Work to be completed »
Each line that contains the word "乙两灯串联在电路中" counts once; give the total for the records below and nothing else.

Exercise input »

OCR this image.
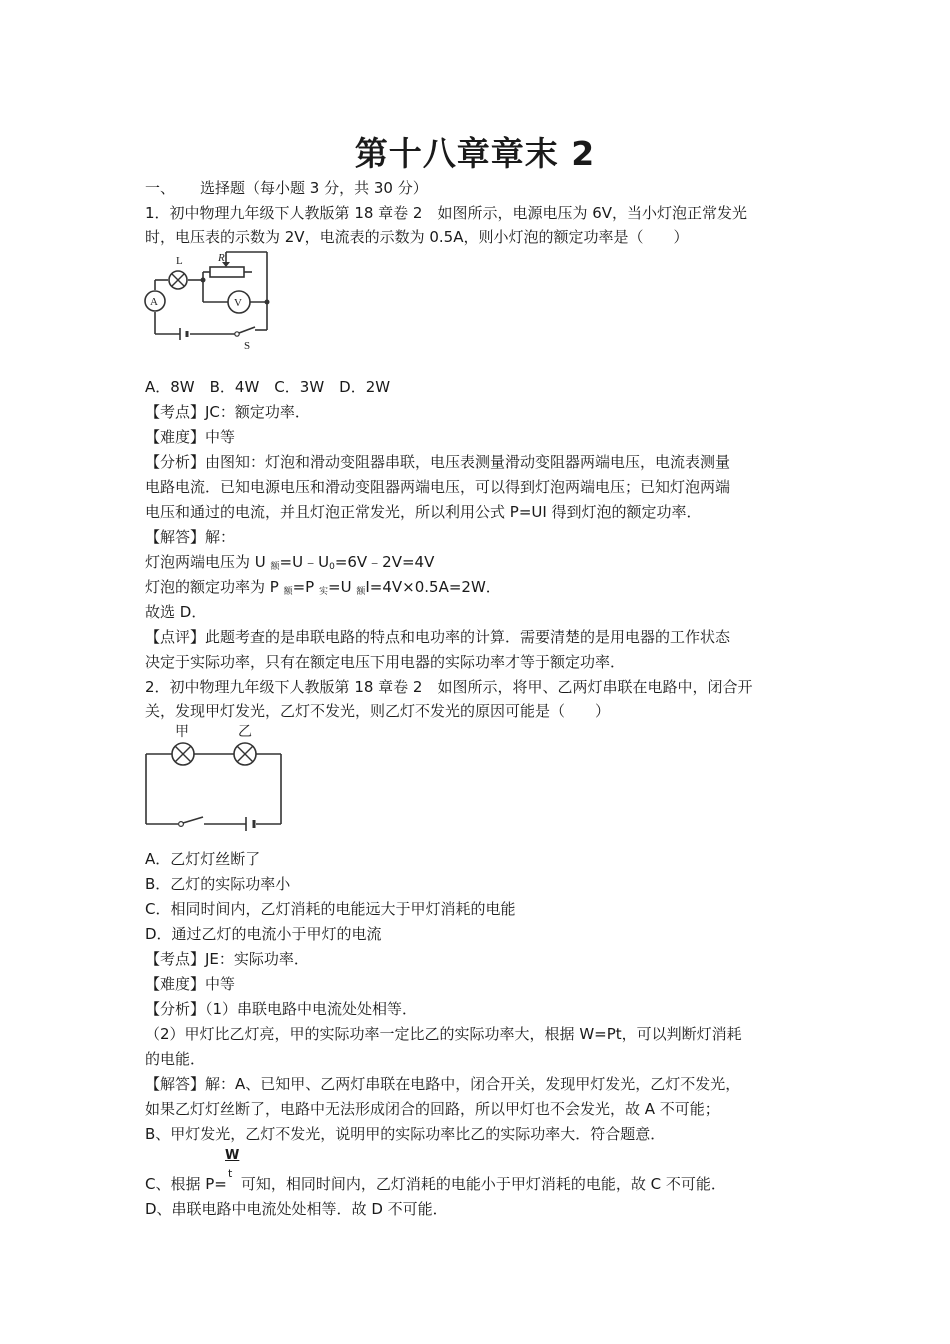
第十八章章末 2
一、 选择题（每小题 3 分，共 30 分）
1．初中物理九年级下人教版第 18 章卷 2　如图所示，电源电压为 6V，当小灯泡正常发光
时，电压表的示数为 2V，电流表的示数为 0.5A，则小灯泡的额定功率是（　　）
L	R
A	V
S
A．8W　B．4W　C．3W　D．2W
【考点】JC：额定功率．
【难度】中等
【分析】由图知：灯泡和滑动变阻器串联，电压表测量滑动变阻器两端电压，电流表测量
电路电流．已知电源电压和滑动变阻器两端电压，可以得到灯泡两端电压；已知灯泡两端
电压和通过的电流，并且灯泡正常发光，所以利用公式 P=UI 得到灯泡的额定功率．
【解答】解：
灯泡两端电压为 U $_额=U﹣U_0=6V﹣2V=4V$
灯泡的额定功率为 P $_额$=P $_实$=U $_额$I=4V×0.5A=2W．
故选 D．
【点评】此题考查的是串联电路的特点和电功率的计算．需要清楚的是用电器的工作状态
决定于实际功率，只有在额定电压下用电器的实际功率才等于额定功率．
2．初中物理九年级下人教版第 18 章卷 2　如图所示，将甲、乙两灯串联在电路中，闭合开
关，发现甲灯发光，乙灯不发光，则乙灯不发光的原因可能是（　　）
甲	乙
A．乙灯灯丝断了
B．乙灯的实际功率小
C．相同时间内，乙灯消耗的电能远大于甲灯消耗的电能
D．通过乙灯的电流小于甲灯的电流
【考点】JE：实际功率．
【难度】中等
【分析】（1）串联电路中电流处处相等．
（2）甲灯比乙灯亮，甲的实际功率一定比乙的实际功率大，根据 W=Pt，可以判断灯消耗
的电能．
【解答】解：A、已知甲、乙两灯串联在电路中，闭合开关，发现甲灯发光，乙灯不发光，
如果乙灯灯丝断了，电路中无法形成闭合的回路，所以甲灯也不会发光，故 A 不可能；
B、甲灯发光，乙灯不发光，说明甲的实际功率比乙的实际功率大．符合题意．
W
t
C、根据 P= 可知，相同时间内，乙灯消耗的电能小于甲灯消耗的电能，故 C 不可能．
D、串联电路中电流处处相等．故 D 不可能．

...

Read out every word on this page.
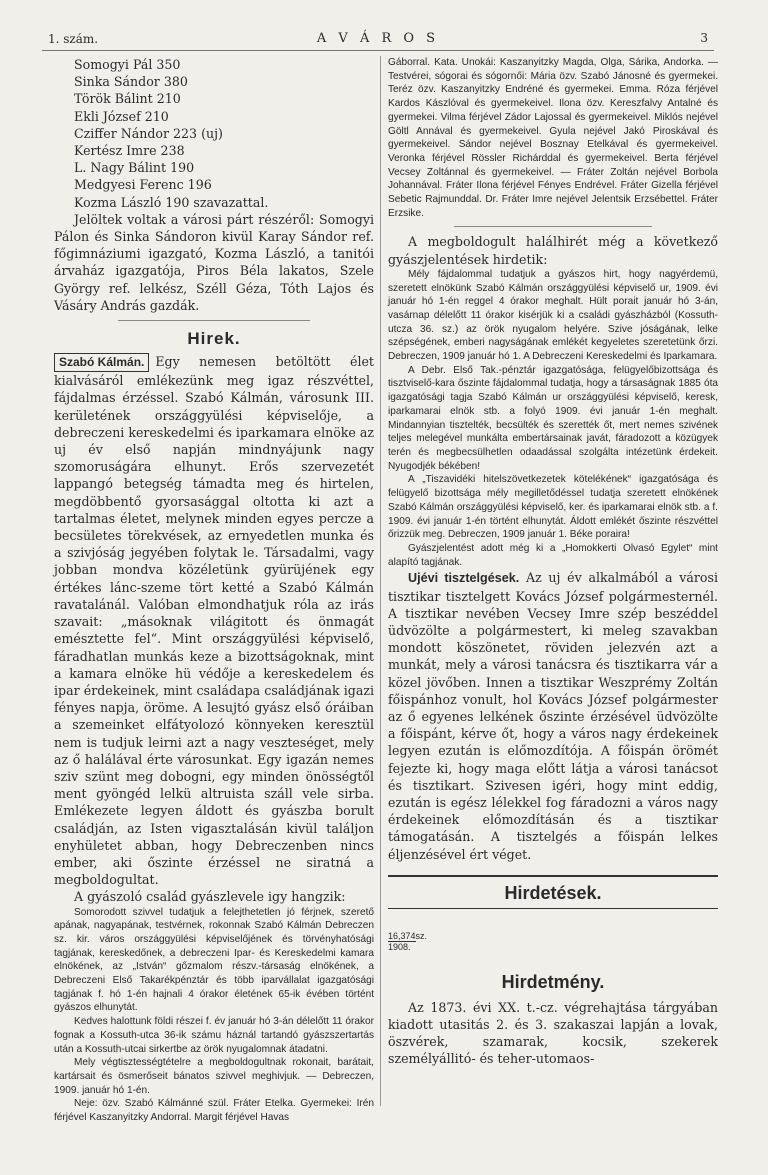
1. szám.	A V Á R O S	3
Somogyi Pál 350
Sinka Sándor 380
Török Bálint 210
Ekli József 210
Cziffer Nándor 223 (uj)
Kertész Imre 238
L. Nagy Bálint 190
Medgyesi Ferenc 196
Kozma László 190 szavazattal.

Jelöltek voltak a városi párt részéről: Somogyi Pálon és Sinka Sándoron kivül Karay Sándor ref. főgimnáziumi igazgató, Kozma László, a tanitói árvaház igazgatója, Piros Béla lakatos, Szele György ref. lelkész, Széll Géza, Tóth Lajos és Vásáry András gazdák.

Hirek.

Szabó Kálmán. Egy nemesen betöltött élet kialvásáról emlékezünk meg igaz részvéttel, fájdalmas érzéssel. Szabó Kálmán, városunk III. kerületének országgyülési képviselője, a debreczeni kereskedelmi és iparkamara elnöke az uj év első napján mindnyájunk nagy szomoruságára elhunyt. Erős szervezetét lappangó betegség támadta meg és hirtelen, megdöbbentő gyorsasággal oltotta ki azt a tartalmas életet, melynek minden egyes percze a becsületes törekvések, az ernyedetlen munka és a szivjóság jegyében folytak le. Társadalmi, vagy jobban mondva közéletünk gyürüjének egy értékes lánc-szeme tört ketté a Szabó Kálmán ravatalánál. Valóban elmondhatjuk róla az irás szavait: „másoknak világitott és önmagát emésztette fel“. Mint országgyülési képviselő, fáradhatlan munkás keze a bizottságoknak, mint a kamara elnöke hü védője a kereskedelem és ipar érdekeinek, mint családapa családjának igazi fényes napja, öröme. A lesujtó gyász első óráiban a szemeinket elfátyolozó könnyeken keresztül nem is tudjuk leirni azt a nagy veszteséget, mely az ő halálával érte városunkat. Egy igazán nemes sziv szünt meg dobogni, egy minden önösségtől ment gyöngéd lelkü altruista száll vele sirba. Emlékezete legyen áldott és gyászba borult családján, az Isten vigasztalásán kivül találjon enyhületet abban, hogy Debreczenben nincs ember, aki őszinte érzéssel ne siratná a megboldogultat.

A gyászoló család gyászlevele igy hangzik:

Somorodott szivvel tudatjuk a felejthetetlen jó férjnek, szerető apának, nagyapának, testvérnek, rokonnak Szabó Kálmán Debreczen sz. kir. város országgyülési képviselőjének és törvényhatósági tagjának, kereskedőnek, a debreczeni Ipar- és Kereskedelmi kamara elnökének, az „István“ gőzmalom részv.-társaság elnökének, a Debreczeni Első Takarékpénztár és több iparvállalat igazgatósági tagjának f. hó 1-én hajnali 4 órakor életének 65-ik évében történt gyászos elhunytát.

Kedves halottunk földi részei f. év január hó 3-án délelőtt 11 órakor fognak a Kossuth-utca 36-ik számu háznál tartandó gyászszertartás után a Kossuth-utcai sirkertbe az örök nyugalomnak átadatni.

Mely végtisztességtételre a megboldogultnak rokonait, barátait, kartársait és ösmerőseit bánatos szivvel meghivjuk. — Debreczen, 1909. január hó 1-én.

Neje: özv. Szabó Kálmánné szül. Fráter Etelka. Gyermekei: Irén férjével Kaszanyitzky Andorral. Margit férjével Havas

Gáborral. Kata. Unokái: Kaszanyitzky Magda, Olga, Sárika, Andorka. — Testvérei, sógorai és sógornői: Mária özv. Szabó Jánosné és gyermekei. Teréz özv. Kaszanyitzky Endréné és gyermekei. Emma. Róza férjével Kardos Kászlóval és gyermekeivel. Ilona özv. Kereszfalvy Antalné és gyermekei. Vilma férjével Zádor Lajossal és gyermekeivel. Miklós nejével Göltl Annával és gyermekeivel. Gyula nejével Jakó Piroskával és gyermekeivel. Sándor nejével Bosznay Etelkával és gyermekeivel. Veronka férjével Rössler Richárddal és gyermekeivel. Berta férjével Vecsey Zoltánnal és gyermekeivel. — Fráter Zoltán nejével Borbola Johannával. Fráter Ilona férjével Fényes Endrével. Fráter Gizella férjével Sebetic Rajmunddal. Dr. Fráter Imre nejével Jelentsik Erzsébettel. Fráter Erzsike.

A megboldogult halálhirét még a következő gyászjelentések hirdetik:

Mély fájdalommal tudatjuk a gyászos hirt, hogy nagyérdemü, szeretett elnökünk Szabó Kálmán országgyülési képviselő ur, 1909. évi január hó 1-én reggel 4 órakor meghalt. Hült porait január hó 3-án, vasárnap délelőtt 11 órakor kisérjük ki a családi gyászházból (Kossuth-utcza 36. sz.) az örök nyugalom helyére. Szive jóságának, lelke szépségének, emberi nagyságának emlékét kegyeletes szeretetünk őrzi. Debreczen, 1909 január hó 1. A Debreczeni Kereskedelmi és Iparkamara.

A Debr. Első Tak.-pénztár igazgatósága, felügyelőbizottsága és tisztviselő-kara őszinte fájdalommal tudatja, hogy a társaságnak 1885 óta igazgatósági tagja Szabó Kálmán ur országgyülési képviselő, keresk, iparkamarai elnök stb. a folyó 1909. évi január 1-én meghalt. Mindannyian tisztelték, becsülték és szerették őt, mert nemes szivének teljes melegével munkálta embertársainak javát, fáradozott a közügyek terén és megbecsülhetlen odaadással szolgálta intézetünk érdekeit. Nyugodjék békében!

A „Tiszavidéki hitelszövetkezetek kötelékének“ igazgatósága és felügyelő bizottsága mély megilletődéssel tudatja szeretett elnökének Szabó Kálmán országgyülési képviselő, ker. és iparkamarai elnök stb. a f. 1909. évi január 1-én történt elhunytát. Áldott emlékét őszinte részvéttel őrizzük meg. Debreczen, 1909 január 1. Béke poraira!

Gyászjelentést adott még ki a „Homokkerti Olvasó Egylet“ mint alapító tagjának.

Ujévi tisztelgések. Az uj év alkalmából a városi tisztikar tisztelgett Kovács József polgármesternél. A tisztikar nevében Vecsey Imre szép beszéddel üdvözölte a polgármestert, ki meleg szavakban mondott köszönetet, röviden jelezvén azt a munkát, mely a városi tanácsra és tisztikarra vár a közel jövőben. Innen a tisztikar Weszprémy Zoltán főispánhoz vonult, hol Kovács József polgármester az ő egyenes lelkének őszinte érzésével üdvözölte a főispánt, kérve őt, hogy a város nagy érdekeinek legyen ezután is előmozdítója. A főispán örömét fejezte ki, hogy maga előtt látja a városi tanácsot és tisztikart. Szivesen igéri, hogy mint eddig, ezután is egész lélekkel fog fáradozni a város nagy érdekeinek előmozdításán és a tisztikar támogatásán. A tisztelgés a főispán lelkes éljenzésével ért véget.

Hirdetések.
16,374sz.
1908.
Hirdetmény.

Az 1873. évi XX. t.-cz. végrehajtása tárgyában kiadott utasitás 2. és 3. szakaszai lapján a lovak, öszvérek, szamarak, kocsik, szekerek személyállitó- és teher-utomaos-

Result of this exercise »
2